--- Start of Source data ---

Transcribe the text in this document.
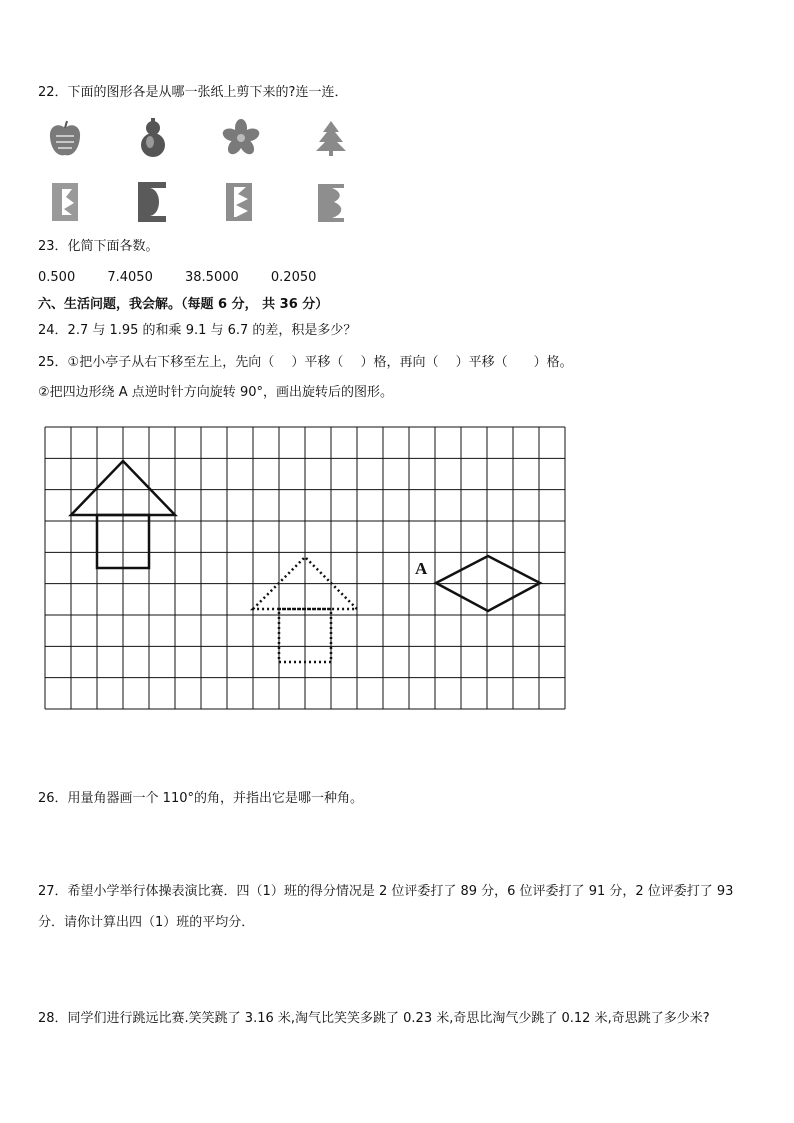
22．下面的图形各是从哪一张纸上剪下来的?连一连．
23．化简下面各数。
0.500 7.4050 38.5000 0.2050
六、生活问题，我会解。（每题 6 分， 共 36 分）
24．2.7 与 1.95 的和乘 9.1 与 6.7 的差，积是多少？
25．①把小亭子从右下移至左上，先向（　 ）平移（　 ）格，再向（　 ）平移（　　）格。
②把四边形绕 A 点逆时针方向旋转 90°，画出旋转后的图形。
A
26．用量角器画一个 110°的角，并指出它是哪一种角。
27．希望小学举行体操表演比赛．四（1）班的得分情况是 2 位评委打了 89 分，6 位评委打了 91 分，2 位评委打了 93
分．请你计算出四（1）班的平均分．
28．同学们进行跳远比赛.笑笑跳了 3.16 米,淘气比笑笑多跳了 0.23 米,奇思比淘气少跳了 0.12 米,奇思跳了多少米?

--- End of Source data ---
--- Start of Source data ---

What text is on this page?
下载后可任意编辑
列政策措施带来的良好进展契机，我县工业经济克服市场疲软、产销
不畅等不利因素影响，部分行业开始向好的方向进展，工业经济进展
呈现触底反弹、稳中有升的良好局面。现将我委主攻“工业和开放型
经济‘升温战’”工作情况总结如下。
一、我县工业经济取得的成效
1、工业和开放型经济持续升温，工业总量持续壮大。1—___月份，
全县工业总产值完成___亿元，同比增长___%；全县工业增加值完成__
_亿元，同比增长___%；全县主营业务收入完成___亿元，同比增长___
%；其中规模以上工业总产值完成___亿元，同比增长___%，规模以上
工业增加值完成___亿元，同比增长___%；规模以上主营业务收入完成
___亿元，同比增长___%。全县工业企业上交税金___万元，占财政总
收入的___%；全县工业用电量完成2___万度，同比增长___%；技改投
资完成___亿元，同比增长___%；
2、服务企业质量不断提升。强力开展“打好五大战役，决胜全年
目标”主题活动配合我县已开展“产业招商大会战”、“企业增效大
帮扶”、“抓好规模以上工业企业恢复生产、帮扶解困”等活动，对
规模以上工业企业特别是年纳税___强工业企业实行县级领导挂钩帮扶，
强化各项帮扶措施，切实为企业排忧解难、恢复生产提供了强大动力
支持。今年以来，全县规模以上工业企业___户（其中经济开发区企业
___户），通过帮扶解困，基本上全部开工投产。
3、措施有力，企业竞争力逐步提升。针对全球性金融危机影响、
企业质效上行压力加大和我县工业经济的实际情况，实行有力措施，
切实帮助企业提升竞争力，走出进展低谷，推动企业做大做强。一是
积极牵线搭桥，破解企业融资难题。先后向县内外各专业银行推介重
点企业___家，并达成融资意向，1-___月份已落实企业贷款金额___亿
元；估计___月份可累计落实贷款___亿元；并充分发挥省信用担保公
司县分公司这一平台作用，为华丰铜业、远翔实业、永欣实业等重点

--- End of Source data ---
--- Start of Source data ---

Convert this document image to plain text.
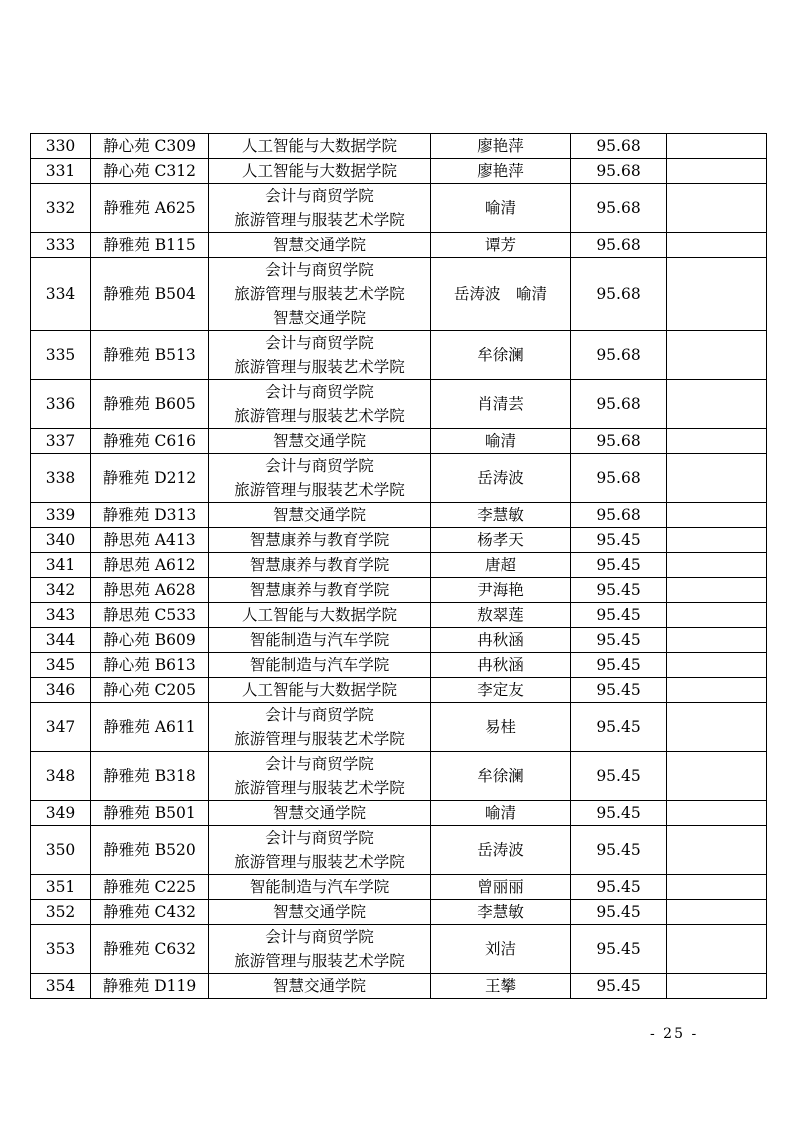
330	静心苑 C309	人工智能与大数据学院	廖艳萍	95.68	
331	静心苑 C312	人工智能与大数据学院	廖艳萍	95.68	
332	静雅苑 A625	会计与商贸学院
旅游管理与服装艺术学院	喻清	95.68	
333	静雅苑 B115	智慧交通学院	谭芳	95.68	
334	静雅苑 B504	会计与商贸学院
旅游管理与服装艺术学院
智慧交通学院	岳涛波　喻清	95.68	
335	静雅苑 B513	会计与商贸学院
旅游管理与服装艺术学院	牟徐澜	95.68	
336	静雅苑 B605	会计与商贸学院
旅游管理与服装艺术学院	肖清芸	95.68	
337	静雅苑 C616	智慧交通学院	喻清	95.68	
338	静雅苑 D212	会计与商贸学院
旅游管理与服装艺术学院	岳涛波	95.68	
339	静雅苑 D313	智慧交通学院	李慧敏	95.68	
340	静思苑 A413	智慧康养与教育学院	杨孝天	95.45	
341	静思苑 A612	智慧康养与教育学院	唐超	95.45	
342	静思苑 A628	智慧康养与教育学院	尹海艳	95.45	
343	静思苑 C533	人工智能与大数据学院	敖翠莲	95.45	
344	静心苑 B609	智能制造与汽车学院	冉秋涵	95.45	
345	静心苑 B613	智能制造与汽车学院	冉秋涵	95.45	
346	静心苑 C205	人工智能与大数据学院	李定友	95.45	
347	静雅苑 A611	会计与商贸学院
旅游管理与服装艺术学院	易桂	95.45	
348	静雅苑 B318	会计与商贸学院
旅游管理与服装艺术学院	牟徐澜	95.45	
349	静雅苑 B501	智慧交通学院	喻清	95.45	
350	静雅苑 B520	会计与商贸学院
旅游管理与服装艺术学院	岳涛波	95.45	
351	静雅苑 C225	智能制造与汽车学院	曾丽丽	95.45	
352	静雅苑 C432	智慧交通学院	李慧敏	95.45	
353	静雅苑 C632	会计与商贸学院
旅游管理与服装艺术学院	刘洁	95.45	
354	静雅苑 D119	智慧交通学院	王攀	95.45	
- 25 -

--- End of Source data ---

Goal —
What is the number of lines in the records that contain the word "this"? Answer with the number and nothing else.

Exercise output —
3